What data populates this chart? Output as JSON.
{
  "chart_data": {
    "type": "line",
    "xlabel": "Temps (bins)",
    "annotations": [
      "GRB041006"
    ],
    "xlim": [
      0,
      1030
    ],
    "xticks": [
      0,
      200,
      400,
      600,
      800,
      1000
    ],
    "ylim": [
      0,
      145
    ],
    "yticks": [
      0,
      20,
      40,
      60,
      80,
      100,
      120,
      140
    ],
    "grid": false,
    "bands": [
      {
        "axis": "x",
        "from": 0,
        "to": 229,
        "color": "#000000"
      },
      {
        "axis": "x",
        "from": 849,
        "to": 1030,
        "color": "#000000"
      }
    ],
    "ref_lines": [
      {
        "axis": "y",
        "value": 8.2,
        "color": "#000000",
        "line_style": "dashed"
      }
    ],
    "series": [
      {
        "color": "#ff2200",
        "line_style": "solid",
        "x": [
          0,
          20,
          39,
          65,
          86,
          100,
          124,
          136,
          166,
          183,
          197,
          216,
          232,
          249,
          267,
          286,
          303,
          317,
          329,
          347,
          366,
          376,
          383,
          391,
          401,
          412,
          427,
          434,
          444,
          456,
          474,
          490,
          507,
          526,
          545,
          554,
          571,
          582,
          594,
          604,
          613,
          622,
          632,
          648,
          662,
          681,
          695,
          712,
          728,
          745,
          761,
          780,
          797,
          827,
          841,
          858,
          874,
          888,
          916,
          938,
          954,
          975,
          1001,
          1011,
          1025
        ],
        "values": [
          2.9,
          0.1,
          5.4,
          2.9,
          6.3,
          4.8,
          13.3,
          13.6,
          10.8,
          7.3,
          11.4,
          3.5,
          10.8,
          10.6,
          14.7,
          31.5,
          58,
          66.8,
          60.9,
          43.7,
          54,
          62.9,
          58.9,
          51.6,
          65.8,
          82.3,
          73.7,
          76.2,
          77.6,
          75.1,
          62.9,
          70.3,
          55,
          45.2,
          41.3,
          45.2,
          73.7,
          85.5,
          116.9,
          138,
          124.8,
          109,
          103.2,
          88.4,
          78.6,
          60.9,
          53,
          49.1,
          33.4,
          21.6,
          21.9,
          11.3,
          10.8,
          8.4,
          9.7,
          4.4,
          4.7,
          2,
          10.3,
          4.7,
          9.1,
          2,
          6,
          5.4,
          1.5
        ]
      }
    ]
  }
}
######
Given problem: Check each line of the records above for the string "color", and report every line that has it.

Answer to this task:
        "color": "#000000"
        "color": "#000000"
        "color": "#000000",
        "color": "#ff2200",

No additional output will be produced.